**YOUR OBJECTIVE**.
Check each line below for the word "gmail" and give the number of lines that have it, nothing more.

═══

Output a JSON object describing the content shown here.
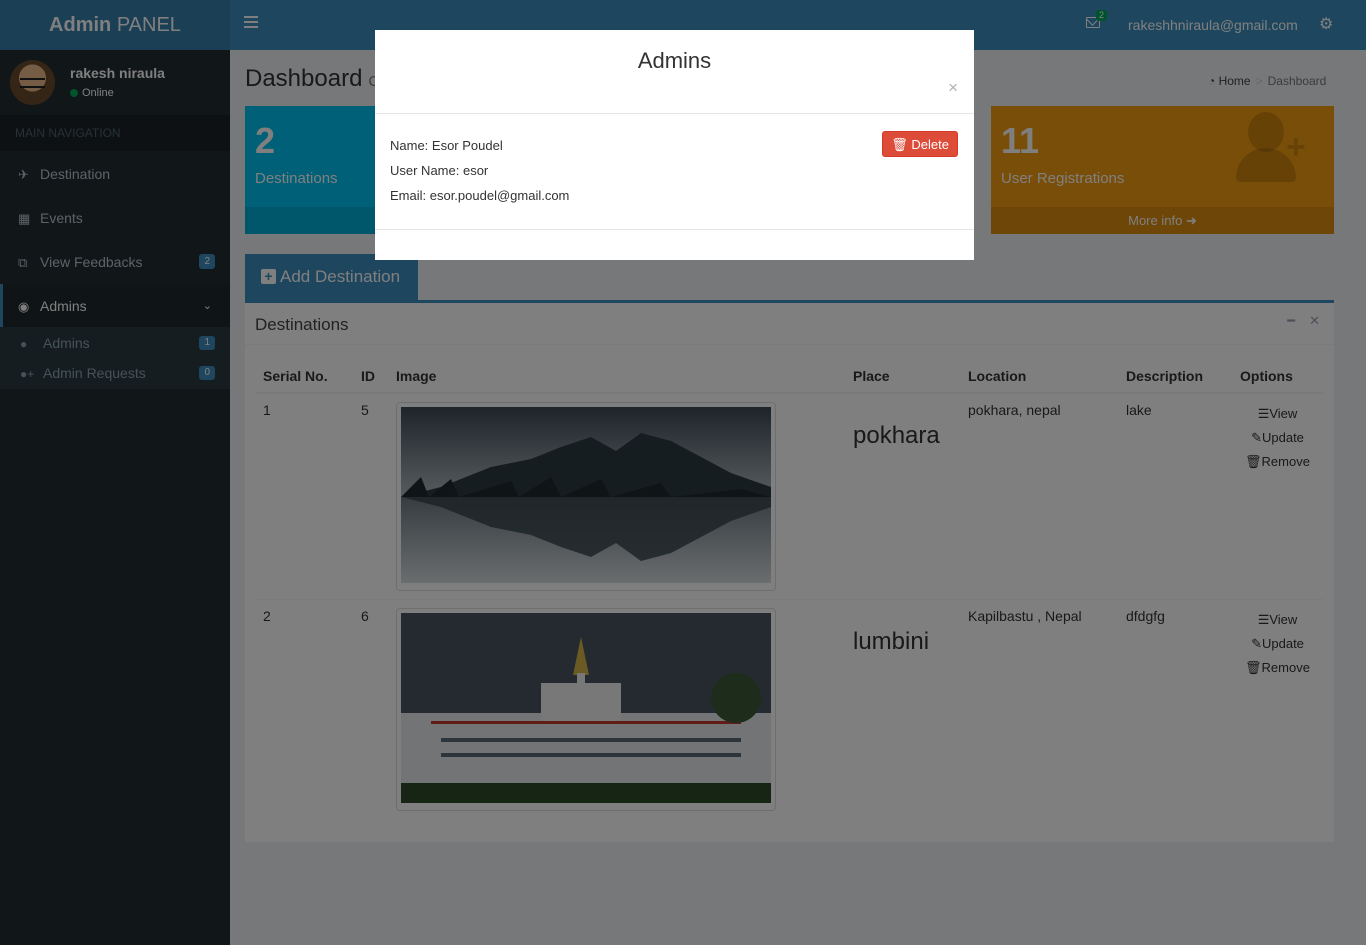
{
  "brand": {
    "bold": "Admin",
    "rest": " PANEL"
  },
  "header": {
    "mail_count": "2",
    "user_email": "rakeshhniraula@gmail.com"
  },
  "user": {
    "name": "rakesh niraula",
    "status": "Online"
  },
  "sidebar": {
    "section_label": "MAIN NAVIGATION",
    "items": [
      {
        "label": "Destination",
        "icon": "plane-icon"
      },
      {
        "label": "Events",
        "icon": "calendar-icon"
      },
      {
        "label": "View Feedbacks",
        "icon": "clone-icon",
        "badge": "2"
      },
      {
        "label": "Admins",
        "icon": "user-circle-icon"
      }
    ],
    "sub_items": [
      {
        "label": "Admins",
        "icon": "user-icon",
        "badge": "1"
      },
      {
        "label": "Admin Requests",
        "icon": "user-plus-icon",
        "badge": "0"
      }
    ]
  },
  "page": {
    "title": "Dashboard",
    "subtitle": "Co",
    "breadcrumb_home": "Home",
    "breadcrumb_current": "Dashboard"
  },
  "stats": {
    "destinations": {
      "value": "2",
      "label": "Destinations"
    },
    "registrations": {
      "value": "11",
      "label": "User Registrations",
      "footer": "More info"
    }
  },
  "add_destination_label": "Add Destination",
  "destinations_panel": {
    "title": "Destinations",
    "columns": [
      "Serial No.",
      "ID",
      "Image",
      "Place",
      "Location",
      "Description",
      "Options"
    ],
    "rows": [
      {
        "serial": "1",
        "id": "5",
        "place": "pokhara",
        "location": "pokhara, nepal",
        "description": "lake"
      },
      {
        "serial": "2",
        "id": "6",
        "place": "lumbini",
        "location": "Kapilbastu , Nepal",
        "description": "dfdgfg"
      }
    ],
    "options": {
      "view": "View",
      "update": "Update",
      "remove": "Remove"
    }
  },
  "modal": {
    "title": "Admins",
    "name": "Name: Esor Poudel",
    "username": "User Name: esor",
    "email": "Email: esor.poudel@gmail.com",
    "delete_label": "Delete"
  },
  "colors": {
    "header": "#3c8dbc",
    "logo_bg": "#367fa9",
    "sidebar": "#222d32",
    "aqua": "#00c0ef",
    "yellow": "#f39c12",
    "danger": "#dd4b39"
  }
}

═══

**COMPLETE RESPONSE**.
2